=== THE REQUEST ===
Below are entries to be transcribed exactly; exclude the pictures from the copy.

=== ROWS ===
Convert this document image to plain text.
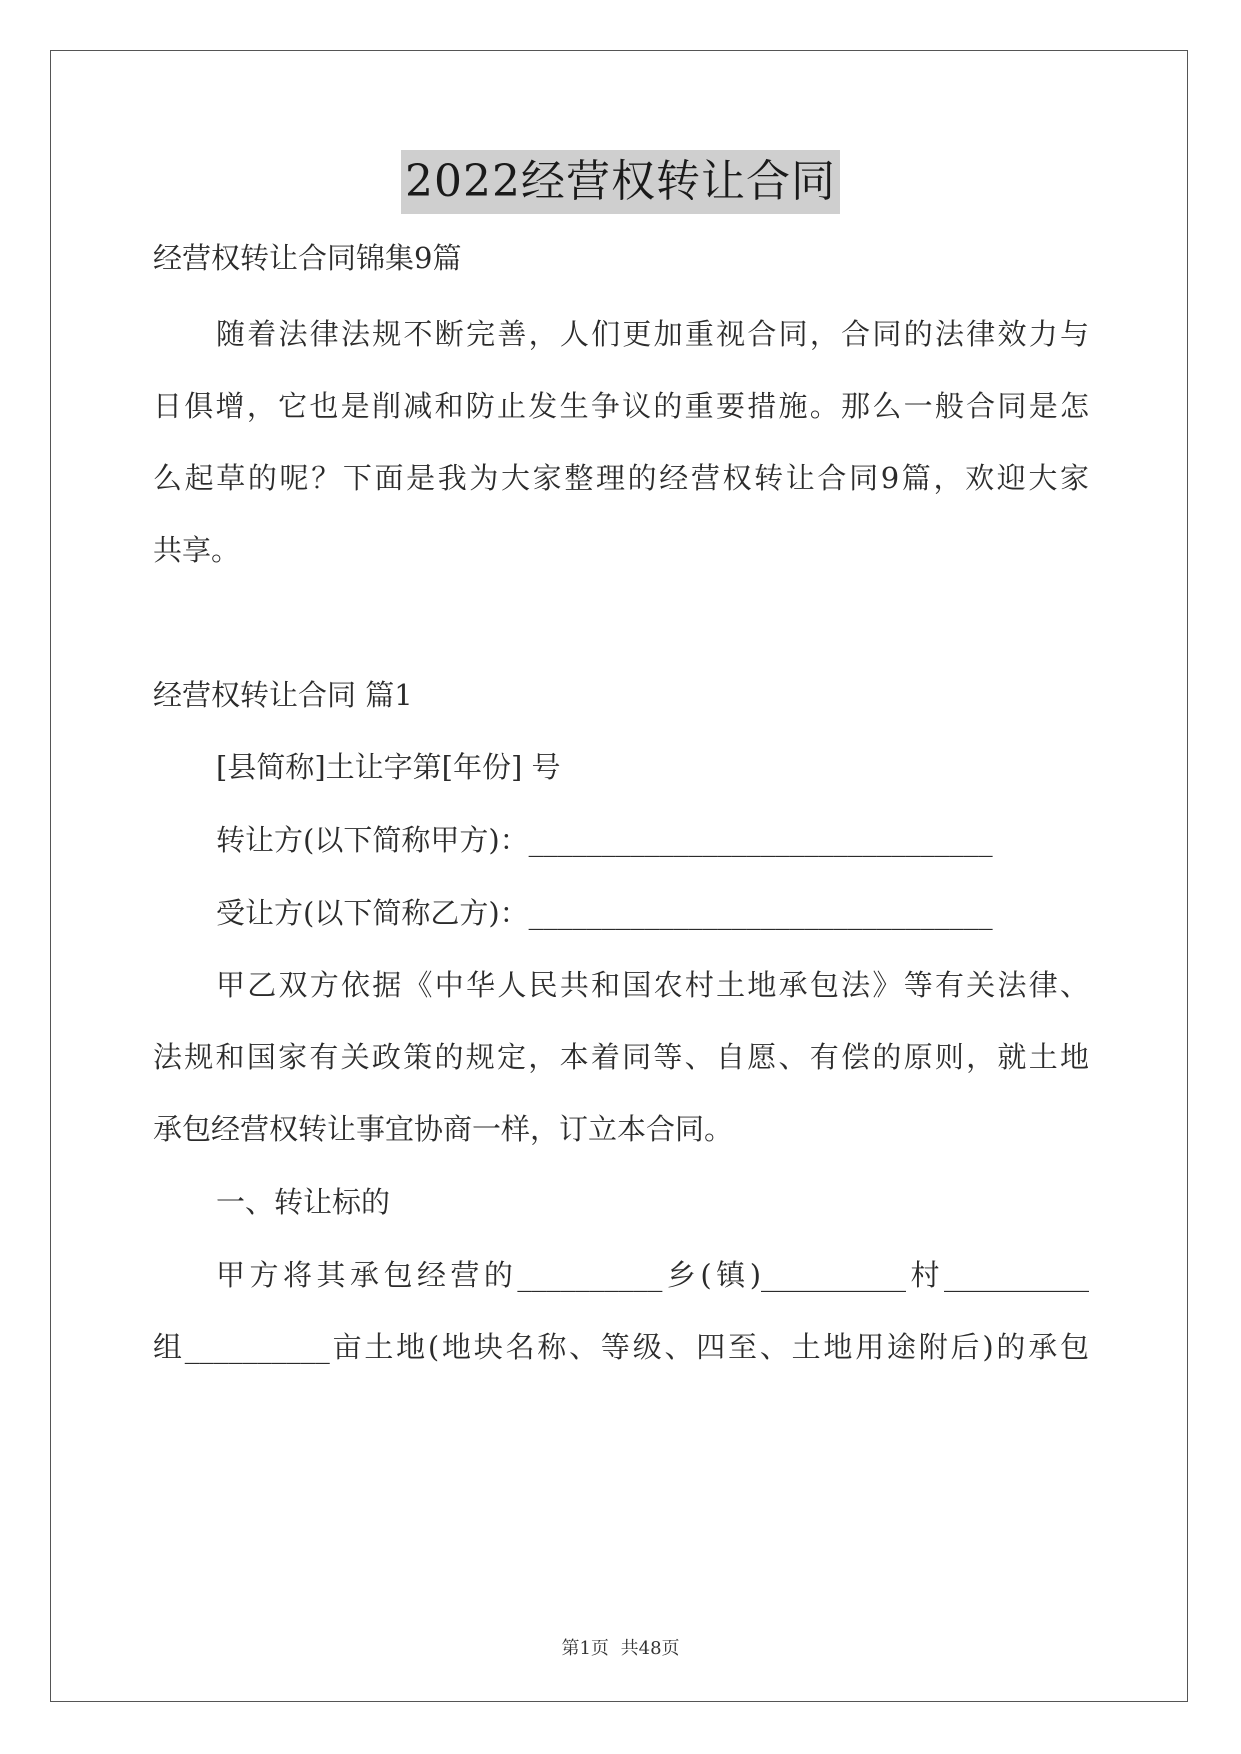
2022经营权转让合同
经营权转让合同锦集9篇
随着法律法规不断完善，人们更加重视合同，合同的法律效力与
日俱增，它也是削减和防止发生争议的重要措施。那么一般合同是怎
么起草的呢？下面是我为大家整理的经营权转让合同9篇，欢迎大家
共享。
经营权转让合同 篇1
[县简称]土让字第[年份] 号
转让方(以下简称甲方)：________________________________
受让方(以下简称乙方)：________________________________
甲乙双方依据《中华人民共和国农村土地承包法》等有关法律、
法规和国家有关政策的规定，本着同等、自愿、有偿的原则，就土地
承包经营权转让事宜协商一样，订立本合同。
一、转让标的
甲方将其承包经营的__________乡(镇)__________村__________
组__________亩土地(地块名称、等级、四至、土地用途附后)的承包
第1页 共48页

=== FINAL ANSWER ===
Convert this document image to plain text.
2022经营权转让合同
经营权转让合同锦集9篇
随着法律法规不断完善，人们更加重视合同，合同的法律效力与
日俱增，它也是削减和防止发生争议的重要措施。那么一般合同是怎
么起草的呢？下面是我为大家整理的经营权转让合同9篇，欢迎大家
共享。
经营权转让合同 篇1
[县简称]土让字第[年份] 号
转让方(以下简称甲方)：________________________________
受让方(以下简称乙方)：________________________________
甲乙双方依据《中华人民共和国农村土地承包法》等有关法律、
法规和国家有关政策的规定，本着同等、自愿、有偿的原则，就土地
承包经营权转让事宜协商一样，订立本合同。
一、转让标的
甲方将其承包经营的__________乡(镇)__________村__________
组__________亩土地(地块名称、等级、四至、土地用途附后)的承包
第1页 共48页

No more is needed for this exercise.